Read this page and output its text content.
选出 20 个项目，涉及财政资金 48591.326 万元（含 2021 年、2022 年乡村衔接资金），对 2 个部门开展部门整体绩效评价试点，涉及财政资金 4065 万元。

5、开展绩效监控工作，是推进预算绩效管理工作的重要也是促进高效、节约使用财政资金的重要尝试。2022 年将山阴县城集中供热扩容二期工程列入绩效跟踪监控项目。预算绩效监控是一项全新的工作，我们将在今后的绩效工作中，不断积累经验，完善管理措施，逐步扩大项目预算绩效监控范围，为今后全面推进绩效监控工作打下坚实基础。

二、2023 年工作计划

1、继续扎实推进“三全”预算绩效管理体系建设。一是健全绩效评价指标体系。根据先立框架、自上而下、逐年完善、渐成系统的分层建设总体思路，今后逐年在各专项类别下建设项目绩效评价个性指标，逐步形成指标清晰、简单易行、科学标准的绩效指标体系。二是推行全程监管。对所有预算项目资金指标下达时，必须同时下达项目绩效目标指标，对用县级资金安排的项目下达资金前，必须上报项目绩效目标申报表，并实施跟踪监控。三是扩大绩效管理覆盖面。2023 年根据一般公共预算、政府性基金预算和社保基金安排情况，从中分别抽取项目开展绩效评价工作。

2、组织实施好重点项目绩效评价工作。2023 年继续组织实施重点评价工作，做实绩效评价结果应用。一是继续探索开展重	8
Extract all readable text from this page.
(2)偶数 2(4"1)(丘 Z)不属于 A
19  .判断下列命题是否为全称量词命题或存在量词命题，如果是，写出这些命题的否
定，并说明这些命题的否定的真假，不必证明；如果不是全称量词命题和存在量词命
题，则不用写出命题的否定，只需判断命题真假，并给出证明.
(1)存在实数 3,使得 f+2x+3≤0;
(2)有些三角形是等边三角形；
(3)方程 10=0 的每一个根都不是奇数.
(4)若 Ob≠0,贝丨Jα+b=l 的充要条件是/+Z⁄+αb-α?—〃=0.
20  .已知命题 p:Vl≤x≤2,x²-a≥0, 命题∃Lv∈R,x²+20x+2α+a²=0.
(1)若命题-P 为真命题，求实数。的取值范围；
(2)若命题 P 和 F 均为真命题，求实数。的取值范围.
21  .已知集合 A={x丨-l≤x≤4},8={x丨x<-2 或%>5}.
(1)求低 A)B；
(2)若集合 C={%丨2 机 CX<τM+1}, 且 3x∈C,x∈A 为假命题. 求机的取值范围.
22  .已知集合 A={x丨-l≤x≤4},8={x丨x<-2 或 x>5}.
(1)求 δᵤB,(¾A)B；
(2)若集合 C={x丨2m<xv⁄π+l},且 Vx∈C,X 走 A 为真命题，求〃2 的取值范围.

▸ Set task:
Copy out each line of the data containing the string "已知集合".

▸ Solution:
21  .已知集合 A={x丨-l≤x≤4},8={x丨x<-2 或%>5}.
22  .已知集合 A={x丨-l≤x≤4},8={x丨x<-2 或 x>5}.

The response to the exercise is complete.